→ **Directions for this task**: Extract the listing below in full, unchanged.
###
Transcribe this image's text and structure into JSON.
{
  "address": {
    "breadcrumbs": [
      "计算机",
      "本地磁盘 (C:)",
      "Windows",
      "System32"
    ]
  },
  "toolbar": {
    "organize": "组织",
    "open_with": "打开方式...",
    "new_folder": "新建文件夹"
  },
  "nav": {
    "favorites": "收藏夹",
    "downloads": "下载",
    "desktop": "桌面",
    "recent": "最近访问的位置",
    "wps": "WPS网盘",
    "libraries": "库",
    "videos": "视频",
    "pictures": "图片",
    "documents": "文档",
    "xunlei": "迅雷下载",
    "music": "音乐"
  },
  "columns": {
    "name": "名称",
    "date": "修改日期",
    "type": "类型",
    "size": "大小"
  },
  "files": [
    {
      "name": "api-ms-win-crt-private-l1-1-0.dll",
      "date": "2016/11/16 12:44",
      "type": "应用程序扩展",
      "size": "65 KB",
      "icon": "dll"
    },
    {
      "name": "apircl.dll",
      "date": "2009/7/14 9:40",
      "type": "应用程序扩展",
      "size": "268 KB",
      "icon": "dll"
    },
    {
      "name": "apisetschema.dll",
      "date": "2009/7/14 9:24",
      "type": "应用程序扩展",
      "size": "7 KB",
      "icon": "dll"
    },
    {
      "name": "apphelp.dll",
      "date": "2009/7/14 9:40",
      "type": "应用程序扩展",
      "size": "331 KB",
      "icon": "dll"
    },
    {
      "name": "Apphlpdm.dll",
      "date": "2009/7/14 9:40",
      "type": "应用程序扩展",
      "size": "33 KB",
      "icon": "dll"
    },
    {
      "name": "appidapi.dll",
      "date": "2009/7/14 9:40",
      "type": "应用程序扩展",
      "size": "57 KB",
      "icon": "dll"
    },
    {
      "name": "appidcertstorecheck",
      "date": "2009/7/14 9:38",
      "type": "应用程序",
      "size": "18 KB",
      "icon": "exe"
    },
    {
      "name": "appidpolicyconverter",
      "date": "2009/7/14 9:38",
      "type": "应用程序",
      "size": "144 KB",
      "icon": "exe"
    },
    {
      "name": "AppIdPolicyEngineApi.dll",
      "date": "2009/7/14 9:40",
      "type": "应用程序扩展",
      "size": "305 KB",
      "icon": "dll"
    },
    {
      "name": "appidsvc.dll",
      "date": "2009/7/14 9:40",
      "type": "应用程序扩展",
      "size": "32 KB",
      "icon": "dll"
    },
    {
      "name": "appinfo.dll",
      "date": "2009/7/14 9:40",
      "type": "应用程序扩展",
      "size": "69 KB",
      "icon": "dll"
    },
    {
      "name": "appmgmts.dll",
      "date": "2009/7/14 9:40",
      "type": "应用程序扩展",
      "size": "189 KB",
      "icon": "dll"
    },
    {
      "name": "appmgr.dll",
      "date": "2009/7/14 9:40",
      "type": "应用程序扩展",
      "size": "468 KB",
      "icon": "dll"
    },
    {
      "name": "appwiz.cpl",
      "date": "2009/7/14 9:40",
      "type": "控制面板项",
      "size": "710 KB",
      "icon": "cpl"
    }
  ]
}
###
→ **Solution to the problem**:
Transcribe this image's text and structure into JSON.
{
  "address": {
    "breadcrumbs": [
      "计算机",
      "本地磁盘 (C:)",
      "Windows",
      "System32"
    ]
  },
  "toolbar": {
    "organize": "组织",
    "open_with": "打开方式...",
    "new_folder": "新建文件夹"
  },
  "nav": {
    "favorites": "收藏夹",
    "downloads": "下载",
    "desktop": "桌面",
    "recent": "最近访问的位置",
    "wps": "WPS网盘",
    "libraries": "库",
    "videos": "视频",
    "pictures": "图片",
    "documents": "文档",
    "xunlei": "迅雷下载",
    "music": "音乐"
  },
  "columns": {
    "name": "名称",
    "date": "修改日期",
    "type": "类型",
    "size": "大小"
  },
  "files": [
    {
      "name": "api-ms-win-crt-private-l1-1-0.dll",
      "date": "2016/11/16 12:44",
      "type": "应用程序扩展",
      "size": "65 KB",
      "icon": "dll"
    },
    {
      "name": "apircl.dll",
      "date": "2009/7/14 9:40",
      "type": "应用程序扩展",
      "size": "268 KB",
      "icon": "dll"
    },
    {
      "name": "apisetschema.dll",
      "date": "2009/7/14 9:24",
      "type": "应用程序扩展",
      "size": "7 KB",
      "icon": "dll"
    },
    {
      "name": "apphelp.dll",
      "date": "2009/7/14 9:40",
      "type": "应用程序扩展",
      "size": "331 KB",
      "icon": "dll"
    },
    {
      "name": "Apphlpdm.dll",
      "date": "2009/7/14 9:40",
      "type": "应用程序扩展",
      "size": "33 KB",
      "icon": "dll"
    },
    {
      "name": "appidapi.dll",
      "date": "2009/7/14 9:40",
      "type": "应用程序扩展",
      "size": "57 KB",
      "icon": "dll"
    },
    {
      "name": "appidcertstorecheck",
      "date": "2009/7/14 9:38",
      "type": "应用程序",
      "size": "18 KB",
      "icon": "exe"
    },
    {
      "name": "appidpolicyconverter",
      "date": "2009/7/14 9:38",
      "type": "应用程序",
      "size": "144 KB",
      "icon": "exe"
    },
    {
      "name": "AppIdPolicyEngineApi.dll",
      "date": "2009/7/14 9:40",
      "type": "应用程序扩展",
      "size": "305 KB",
      "icon": "dll"
    },
    {
      "name": "appidsvc.dll",
      "date": "2009/7/14 9:40",
      "type": "应用程序扩展",
      "size": "32 KB",
      "icon": "dll"
    },
    {
      "name": "appinfo.dll",
      "date": "2009/7/14 9:40",
      "type": "应用程序扩展",
      "size": "69 KB",
      "icon": "dll"
    },
    {
      "name": "appmgmts.dll",
      "date": "2009/7/14 9:40",
      "type": "应用程序扩展",
      "size": "189 KB",
      "icon": "dll"
    },
    {
      "name": "appmgr.dll",
      "date": "2009/7/14 9:40",
      "type": "应用程序扩展",
      "size": "468 KB",
      "icon": "dll"
    },
    {
      "name": "appwiz.cpl",
      "date": "2009/7/14 9:40",
      "type": "控制面板项",
      "size": "710 KB",
      "icon": "cpl"
    }
  ]
}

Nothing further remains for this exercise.